# Do this
Lift out all lines below that contain "Doradas".

--

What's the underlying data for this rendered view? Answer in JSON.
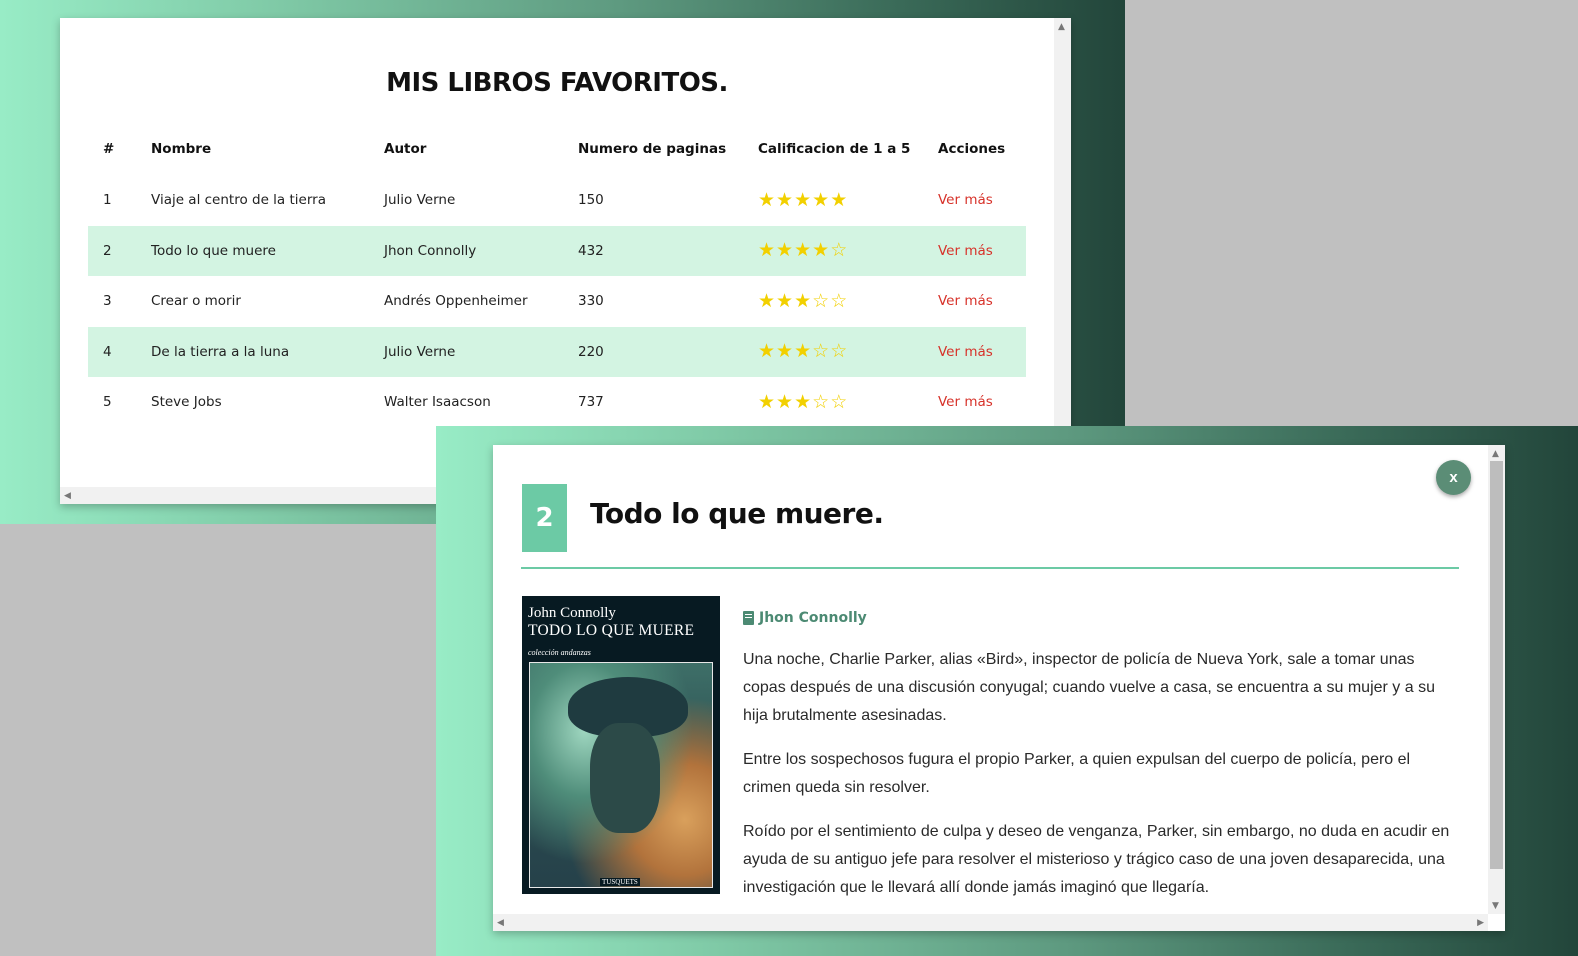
{
  "list": {
    "title": "MIS LIBROS FAVORITOS.",
    "columns": [
      "#",
      "Nombre",
      "Autor",
      "Numero de paginas",
      "Calificacion de 1 a 5",
      "Acciones"
    ],
    "rows": [
      {
        "num": "1",
        "name": "Viaje al centro de la tierra",
        "author": "Julio Verne",
        "pages": "150",
        "rating": 5,
        "action": "Ver más"
      },
      {
        "num": "2",
        "name": "Todo lo que muere",
        "author": "Jhon Connolly",
        "pages": "432",
        "rating": 4,
        "action": "Ver más"
      },
      {
        "num": "3",
        "name": "Crear o morir",
        "author": "Andrés Oppenheimer",
        "pages": "330",
        "rating": 3,
        "action": "Ver más"
      },
      {
        "num": "4",
        "name": "De la tierra a la luna",
        "author": "Julio Verne",
        "pages": "220",
        "rating": 3,
        "action": "Ver más"
      },
      {
        "num": "5",
        "name": "Steve Jobs",
        "author": "Walter Isaacson",
        "pages": "737",
        "rating": 3,
        "action": "Ver más"
      }
    ]
  },
  "detail": {
    "close_label": "x",
    "number": "2",
    "title": "Todo lo que muere.",
    "author": "Jhon Connolly",
    "author_icon": "book-icon",
    "cover": {
      "author": "John Connolly",
      "title": "TODO LO QUE MUERE",
      "collection": "colección andanzas",
      "publisher": "TUSQUETS"
    },
    "paragraphs": [
      "Una noche, Charlie Parker, alias «Bird», inspector de policía de Nueva York, sale a tomar unas copas después de una discusión conyugal; cuando vuelve a casa, se encuentra a su mujer y a su hija brutalmente asesinadas.",
      "Entre los sospechosos fugura el propio Parker, a quien expulsan del cuerpo de policía, pero el crimen queda sin resolver.",
      "Roído por el sentimiento de culpa y deseo de venganza, Parker, sin embargo, no duda en acudir en ayuda de su antiguo jefe para resolver el misterioso y trágico caso de una joven desaparecida, una investigación que le llevará allí donde jamás imaginó que llegaría."
    ]
  },
  "colors": {
    "accent": "#6ccaa5",
    "row_highlight": "#d3f4e2",
    "link": "#d7322a",
    "star": "#f2d000",
    "author_text": "#4c8a73"
  }
}
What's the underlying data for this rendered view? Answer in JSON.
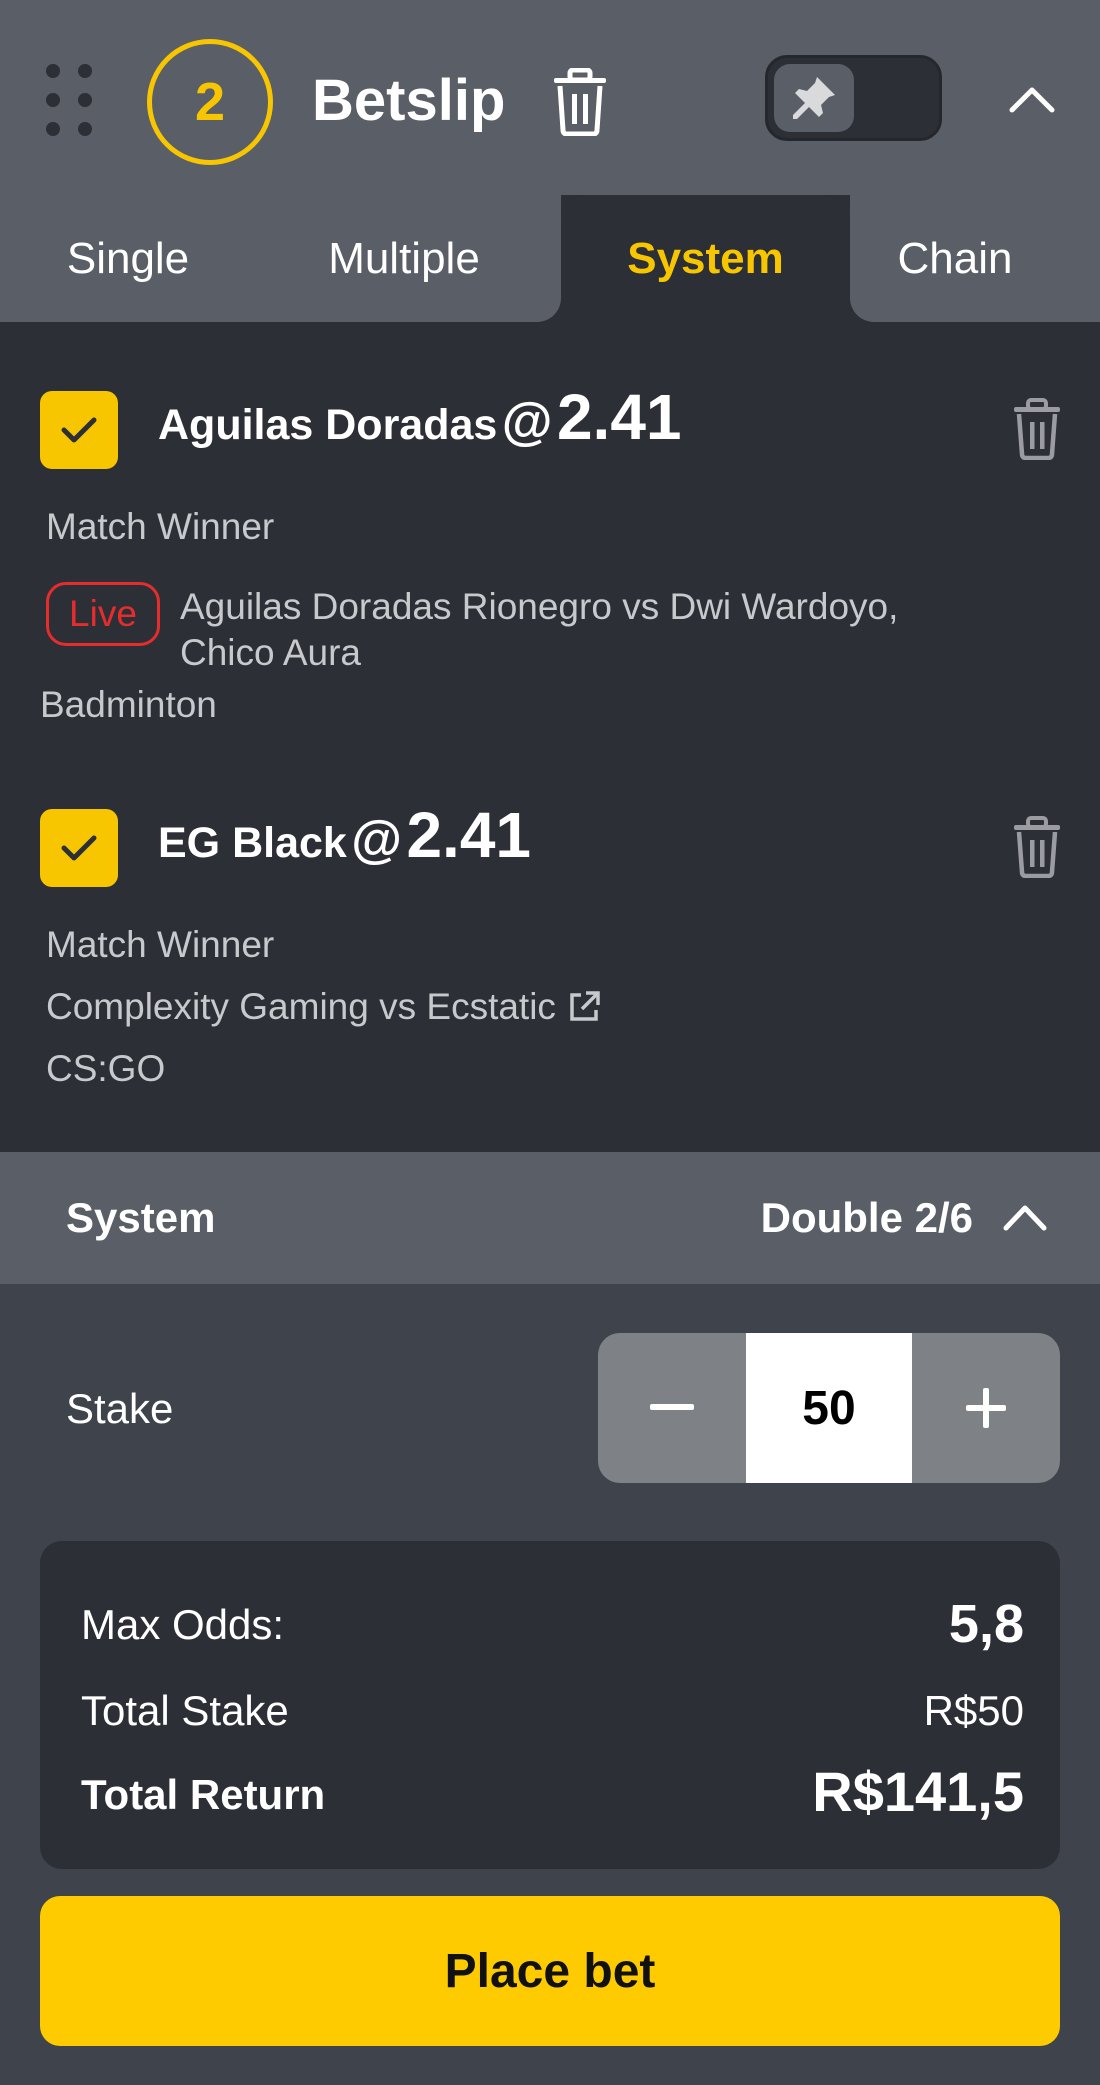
{
  "header": {
    "selection_count": "2",
    "title": "Betslip"
  },
  "tabs": [
    {
      "label": "Single"
    },
    {
      "label": "Multiple"
    },
    {
      "label": "System",
      "active": true
    },
    {
      "label": "Chain"
    }
  ],
  "selections": [
    {
      "team": "Aguilas Doradas",
      "at": "@",
      "odds": "2.41",
      "market": "Match Winner",
      "live_badge": "Live",
      "event": "Aguilas Doradas Rionegro vs Dwi Wardoyo,",
      "event_line2": "Chico Aura",
      "sport": "Badminton",
      "checked": true
    },
    {
      "team": "EG Black",
      "at": "@",
      "odds": "2.41",
      "market": "Match Winner",
      "event": "Complexity Gaming vs Ecstatic",
      "sport": "CS:GO",
      "checked": true
    }
  ],
  "system": {
    "label": "System",
    "value": "Double 2/6"
  },
  "stake": {
    "label": "Stake",
    "value": "50"
  },
  "summary": {
    "max_odds_label": "Max Odds:",
    "max_odds_value": "5,8",
    "total_stake_label": "Total Stake",
    "total_stake_value": "R$50",
    "total_return_label": "Total Return",
    "total_return_value": "R$141,5"
  },
  "place_bet_label": "Place bet",
  "colors": {
    "accent": "#f7c600",
    "live": "#e52d2d",
    "panel_dark": "#2c2f36",
    "panel_mid": "#5a5e66"
  },
  "icons": {
    "drag": "drag-handle-icon",
    "trash": "trash-icon",
    "pin": "pin-icon",
    "chevron": "chevron-up-icon",
    "check": "check-icon",
    "external": "external-link-icon",
    "minus": "minus-icon",
    "plus": "plus-icon"
  }
}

--

# Solution for this problem
      "team": "Aguilas Doradas",
      "event": "Aguilas Doradas Rionegro vs Dwi Wardoyo,",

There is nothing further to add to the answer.